— Start Dataset records —
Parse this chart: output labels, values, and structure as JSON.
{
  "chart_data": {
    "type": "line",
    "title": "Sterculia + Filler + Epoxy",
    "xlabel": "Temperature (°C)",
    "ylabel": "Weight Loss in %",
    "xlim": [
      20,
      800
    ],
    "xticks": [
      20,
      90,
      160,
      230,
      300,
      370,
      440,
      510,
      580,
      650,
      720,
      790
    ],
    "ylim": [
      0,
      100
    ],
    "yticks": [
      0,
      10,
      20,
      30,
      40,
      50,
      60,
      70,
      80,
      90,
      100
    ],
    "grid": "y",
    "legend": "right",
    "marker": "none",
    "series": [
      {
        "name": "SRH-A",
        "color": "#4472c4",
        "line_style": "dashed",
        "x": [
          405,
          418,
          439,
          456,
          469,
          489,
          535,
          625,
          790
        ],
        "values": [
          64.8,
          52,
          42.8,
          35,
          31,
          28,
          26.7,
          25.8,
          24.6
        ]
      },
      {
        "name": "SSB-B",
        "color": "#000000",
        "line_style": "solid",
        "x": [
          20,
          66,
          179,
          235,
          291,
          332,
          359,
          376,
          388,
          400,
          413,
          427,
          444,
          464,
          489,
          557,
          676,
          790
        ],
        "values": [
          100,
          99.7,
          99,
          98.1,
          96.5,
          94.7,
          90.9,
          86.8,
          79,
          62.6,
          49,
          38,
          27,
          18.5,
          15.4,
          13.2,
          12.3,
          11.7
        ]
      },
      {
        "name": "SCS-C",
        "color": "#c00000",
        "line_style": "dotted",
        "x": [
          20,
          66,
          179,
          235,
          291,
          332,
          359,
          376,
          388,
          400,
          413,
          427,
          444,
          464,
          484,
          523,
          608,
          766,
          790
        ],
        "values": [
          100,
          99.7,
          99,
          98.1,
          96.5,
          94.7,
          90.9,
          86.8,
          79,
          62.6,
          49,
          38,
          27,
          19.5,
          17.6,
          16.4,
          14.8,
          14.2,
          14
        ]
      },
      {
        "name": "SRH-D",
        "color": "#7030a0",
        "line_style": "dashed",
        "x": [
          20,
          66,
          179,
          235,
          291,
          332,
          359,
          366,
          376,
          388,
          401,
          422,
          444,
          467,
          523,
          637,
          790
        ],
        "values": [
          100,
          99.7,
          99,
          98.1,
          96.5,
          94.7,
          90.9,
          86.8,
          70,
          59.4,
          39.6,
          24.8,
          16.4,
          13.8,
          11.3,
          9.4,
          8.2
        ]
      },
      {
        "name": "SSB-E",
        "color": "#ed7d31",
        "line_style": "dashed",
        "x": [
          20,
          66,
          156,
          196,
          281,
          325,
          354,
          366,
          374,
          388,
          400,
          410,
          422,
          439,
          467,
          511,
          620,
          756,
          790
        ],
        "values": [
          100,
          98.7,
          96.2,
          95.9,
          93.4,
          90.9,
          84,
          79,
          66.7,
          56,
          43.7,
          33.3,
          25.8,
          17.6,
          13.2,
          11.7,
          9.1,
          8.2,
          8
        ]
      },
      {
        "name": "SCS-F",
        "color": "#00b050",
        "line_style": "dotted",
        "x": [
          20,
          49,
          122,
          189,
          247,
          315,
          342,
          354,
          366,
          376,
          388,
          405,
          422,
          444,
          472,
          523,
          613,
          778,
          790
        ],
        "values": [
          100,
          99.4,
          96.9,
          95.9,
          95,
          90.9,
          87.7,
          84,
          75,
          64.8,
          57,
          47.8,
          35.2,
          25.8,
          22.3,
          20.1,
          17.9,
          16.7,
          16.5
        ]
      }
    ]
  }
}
— End Dataset records —
Write the data back out verbatim.

Parse this chart: output labels, values, and structure as JSON.
{
  "chart_data": {
    "type": "line",
    "title": "Sterculia + Filler + Epoxy",
    "xlabel": "Temperature (°C)",
    "ylabel": "Weight Loss in %",
    "xlim": [
      20,
      800
    ],
    "xticks": [
      20,
      90,
      160,
      230,
      300,
      370,
      440,
      510,
      580,
      650,
      720,
      790
    ],
    "ylim": [
      0,
      100
    ],
    "yticks": [
      0,
      10,
      20,
      30,
      40,
      50,
      60,
      70,
      80,
      90,
      100
    ],
    "grid": "y",
    "legend": "right",
    "marker": "none",
    "series": [
      {
        "name": "SRH-A",
        "color": "#4472c4",
        "line_style": "dashed",
        "x": [
          405,
          418,
          439,
          456,
          469,
          489,
          535,
          625,
          790
        ],
        "values": [
          64.8,
          52,
          42.8,
          35,
          31,
          28,
          26.7,
          25.8,
          24.6
        ]
      },
      {
        "name": "SSB-B",
        "color": "#000000",
        "line_style": "solid",
        "x": [
          20,
          66,
          179,
          235,
          291,
          332,
          359,
          376,
          388,
          400,
          413,
          427,
          444,
          464,
          489,
          557,
          676,
          790
        ],
        "values": [
          100,
          99.7,
          99,
          98.1,
          96.5,
          94.7,
          90.9,
          86.8,
          79,
          62.6,
          49,
          38,
          27,
          18.5,
          15.4,
          13.2,
          12.3,
          11.7
        ]
      },
      {
        "name": "SCS-C",
        "color": "#c00000",
        "line_style": "dotted",
        "x": [
          20,
          66,
          179,
          235,
          291,
          332,
          359,
          376,
          388,
          400,
          413,
          427,
          444,
          464,
          484,
          523,
          608,
          766,
          790
        ],
        "values": [
          100,
          99.7,
          99,
          98.1,
          96.5,
          94.7,
          90.9,
          86.8,
          79,
          62.6,
          49,
          38,
          27,
          19.5,
          17.6,
          16.4,
          14.8,
          14.2,
          14
        ]
      },
      {
        "name": "SRH-D",
        "color": "#7030a0",
        "line_style": "dashed",
        "x": [
          20,
          66,
          179,
          235,
          291,
          332,
          359,
          366,
          376,
          388,
          401,
          422,
          444,
          467,
          523,
          637,
          790
        ],
        "values": [
          100,
          99.7,
          99,
          98.1,
          96.5,
          94.7,
          90.9,
          86.8,
          70,
          59.4,
          39.6,
          24.8,
          16.4,
          13.8,
          11.3,
          9.4,
          8.2
        ]
      },
      {
        "name": "SSB-E",
        "color": "#ed7d31",
        "line_style": "dashed",
        "x": [
          20,
          66,
          156,
          196,
          281,
          325,
          354,
          366,
          374,
          388,
          400,
          410,
          422,
          439,
          467,
          511,
          620,
          756,
          790
        ],
        "values": [
          100,
          98.7,
          96.2,
          95.9,
          93.4,
          90.9,
          84,
          79,
          66.7,
          56,
          43.7,
          33.3,
          25.8,
          17.6,
          13.2,
          11.7,
          9.1,
          8.2,
          8
        ]
      },
      {
        "name": "SCS-F",
        "color": "#00b050",
        "line_style": "dotted",
        "x": [
          20,
          49,
          122,
          189,
          247,
          315,
          342,
          354,
          366,
          376,
          388,
          405,
          422,
          444,
          472,
          523,
          613,
          778,
          790
        ],
        "values": [
          100,
          99.4,
          96.9,
          95.9,
          95,
          90.9,
          87.7,
          84,
          75,
          64.8,
          57,
          47.8,
          35.2,
          25.8,
          22.3,
          20.1,
          17.9,
          16.7,
          16.5
        ]
      }
    ]
  }
}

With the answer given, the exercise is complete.